■ **DATA FOR PROCESSING**

• • • • • • •

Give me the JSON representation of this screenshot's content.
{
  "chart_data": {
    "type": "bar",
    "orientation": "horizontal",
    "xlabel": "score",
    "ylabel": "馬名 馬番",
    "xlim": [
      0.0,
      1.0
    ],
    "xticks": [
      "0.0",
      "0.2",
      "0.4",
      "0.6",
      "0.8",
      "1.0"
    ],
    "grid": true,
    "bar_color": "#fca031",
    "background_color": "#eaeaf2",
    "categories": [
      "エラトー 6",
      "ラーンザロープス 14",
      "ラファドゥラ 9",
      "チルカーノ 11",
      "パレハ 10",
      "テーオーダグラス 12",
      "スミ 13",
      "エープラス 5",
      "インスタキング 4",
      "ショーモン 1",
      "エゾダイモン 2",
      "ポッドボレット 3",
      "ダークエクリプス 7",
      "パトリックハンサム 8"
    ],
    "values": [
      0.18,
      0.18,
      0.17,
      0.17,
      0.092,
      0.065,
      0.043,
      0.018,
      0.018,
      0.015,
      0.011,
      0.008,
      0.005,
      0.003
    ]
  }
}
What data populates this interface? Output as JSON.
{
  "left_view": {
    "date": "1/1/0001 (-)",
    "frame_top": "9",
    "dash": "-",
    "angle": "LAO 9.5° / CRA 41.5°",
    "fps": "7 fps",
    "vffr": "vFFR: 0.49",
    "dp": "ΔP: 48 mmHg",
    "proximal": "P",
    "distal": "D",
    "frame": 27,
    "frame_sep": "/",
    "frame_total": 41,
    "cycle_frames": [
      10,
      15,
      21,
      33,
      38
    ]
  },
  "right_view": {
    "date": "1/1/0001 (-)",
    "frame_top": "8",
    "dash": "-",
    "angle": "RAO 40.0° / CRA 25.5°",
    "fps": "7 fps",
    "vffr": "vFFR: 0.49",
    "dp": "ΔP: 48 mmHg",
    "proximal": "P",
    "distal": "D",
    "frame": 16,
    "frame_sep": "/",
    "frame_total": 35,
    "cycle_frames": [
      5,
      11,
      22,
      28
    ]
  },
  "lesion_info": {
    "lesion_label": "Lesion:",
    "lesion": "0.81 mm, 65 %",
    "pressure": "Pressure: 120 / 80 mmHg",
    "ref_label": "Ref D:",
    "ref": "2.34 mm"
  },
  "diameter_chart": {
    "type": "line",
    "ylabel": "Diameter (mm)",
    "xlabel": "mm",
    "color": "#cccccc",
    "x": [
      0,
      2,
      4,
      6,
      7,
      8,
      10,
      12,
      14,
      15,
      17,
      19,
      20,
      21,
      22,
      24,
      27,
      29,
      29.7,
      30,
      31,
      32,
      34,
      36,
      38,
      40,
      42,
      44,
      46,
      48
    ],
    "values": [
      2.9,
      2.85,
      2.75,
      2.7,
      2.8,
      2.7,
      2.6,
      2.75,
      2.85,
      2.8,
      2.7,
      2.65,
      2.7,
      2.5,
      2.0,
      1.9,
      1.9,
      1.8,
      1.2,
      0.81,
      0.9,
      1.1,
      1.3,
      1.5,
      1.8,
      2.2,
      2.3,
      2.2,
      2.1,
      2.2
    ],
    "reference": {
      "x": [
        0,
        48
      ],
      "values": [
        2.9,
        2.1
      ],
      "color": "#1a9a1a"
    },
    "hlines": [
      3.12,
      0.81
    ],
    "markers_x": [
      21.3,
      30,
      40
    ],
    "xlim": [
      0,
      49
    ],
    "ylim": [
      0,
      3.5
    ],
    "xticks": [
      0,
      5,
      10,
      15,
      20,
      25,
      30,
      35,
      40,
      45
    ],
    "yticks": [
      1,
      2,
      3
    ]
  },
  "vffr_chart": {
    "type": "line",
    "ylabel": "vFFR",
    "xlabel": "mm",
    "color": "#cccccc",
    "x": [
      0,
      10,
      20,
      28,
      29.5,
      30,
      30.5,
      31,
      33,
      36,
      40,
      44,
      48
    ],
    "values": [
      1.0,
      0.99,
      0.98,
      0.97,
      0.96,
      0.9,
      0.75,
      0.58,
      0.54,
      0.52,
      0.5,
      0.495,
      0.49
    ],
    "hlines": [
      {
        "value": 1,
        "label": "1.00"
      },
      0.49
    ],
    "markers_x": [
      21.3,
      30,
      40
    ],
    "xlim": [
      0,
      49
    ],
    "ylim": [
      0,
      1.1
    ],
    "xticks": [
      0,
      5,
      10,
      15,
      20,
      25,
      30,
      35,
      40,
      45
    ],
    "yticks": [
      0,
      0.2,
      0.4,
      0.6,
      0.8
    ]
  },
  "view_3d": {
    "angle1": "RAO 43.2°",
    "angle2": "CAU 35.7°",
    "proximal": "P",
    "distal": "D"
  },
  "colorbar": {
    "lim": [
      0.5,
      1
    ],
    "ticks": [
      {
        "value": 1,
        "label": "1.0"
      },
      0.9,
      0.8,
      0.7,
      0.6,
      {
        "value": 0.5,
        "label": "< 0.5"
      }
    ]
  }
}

• • • • • • •

Every line above should be retyped exactly as given.

■ **WORKED SOLUTION**
Give me the JSON representation of this screenshot's content.
{
  "chart_data": {
    "type": "bar",
    "orientation": "horizontal",
    "xlabel": "score",
    "ylabel": "馬名 馬番",
    "xlim": [
      0.0,
      1.0
    ],
    "xticks": [
      "0.0",
      "0.2",
      "0.4",
      "0.6",
      "0.8",
      "1.0"
    ],
    "grid": true,
    "bar_color": "#fca031",
    "background_color": "#eaeaf2",
    "categories": [
      "エラトー 6",
      "ラーンザロープス 14",
      "ラファドゥラ 9",
      "チルカーノ 11",
      "パレハ 10",
      "テーオーダグラス 12",
      "スミ 13",
      "エープラス 5",
      "インスタキング 4",
      "ショーモン 1",
      "エゾダイモン 2",
      "ポッドボレット 3",
      "ダークエクリプス 7",
      "パトリックハンサム 8"
    ],
    "values": [
      0.18,
      0.18,
      0.17,
      0.17,
      0.092,
      0.065,
      0.043,
      0.018,
      0.018,
      0.015,
      0.011,
      0.008,
      0.005,
      0.003
    ]
  }
}
What data populates this interface? Output as JSON.
{
  "left_view": {
    "date": "1/1/0001 (-)",
    "frame_top": "9",
    "dash": "-",
    "angle": "LAO 9.5° / CRA 41.5°",
    "fps": "7 fps",
    "vffr": "vFFR: 0.49",
    "dp": "ΔP: 48 mmHg",
    "proximal": "P",
    "distal": "D",
    "frame": 27,
    "frame_sep": "/",
    "frame_total": 41,
    "cycle_frames": [
      10,
      15,
      21,
      33,
      38
    ]
  },
  "right_view": {
    "date": "1/1/0001 (-)",
    "frame_top": "8",
    "dash": "-",
    "angle": "RAO 40.0° / CRA 25.5°",
    "fps": "7 fps",
    "vffr": "vFFR: 0.49",
    "dp": "ΔP: 48 mmHg",
    "proximal": "P",
    "distal": "D",
    "frame": 16,
    "frame_sep": "/",
    "frame_total": 35,
    "cycle_frames": [
      5,
      11,
      22,
      28
    ]
  },
  "lesion_info": {
    "lesion_label": "Lesion:",
    "lesion": "0.81 mm, 65 %",
    "pressure": "Pressure: 120 / 80 mmHg",
    "ref_label": "Ref D:",
    "ref": "2.34 mm"
  },
  "diameter_chart": {
    "type": "line",
    "ylabel": "Diameter (mm)",
    "xlabel": "mm",
    "color": "#cccccc",
    "x": [
      0,
      2,
      4,
      6,
      7,
      8,
      10,
      12,
      14,
      15,
      17,
      19,
      20,
      21,
      22,
      24,
      27,
      29,
      29.7,
      30,
      31,
      32,
      34,
      36,
      38,
      40,
      42,
      44,
      46,
      48
    ],
    "values": [
      2.9,
      2.85,
      2.75,
      2.7,
      2.8,
      2.7,
      2.6,
      2.75,
      2.85,
      2.8,
      2.7,
      2.65,
      2.7,
      2.5,
      2.0,
      1.9,
      1.9,
      1.8,
      1.2,
      0.81,
      0.9,
      1.1,
      1.3,
      1.5,
      1.8,
      2.2,
      2.3,
      2.2,
      2.1,
      2.2
    ],
    "reference": {
      "x": [
        0,
        48
      ],
      "values": [
        2.9,
        2.1
      ],
      "color": "#1a9a1a"
    },
    "hlines": [
      3.12,
      0.81
    ],
    "markers_x": [
      21.3,
      30,
      40
    ],
    "xlim": [
      0,
      49
    ],
    "ylim": [
      0,
      3.5
    ],
    "xticks": [
      0,
      5,
      10,
      15,
      20,
      25,
      30,
      35,
      40,
      45
    ],
    "yticks": [
      1,
      2,
      3
    ]
  },
  "vffr_chart": {
    "type": "line",
    "ylabel": "vFFR",
    "xlabel": "mm",
    "color": "#cccccc",
    "x": [
      0,
      10,
      20,
      28,
      29.5,
      30,
      30.5,
      31,
      33,
      36,
      40,
      44,
      48
    ],
    "values": [
      1.0,
      0.99,
      0.98,
      0.97,
      0.96,
      0.9,
      0.75,
      0.58,
      0.54,
      0.52,
      0.5,
      0.495,
      0.49
    ],
    "hlines": [
      {
        "value": 1,
        "label": "1.00"
      },
      0.49
    ],
    "markers_x": [
      21.3,
      30,
      40
    ],
    "xlim": [
      0,
      49
    ],
    "ylim": [
      0,
      1.1
    ],
    "xticks": [
      0,
      5,
      10,
      15,
      20,
      25,
      30,
      35,
      40,
      45
    ],
    "yticks": [
      0,
      0.2,
      0.4,
      0.6,
      0.8
    ]
  },
  "view_3d": {
    "angle1": "RAO 43.2°",
    "angle2": "CAU 35.7°",
    "proximal": "P",
    "distal": "D"
  },
  "colorbar": {
    "lim": [
      0.5,
      1
    ],
    "ticks": [
      {
        "value": 1,
        "label": "1.0"
      },
      0.9,
      0.8,
      0.7,
      0.6,
      {
        "value": 0.5,
        "label": "< 0.5"
      }
    ]
  }
}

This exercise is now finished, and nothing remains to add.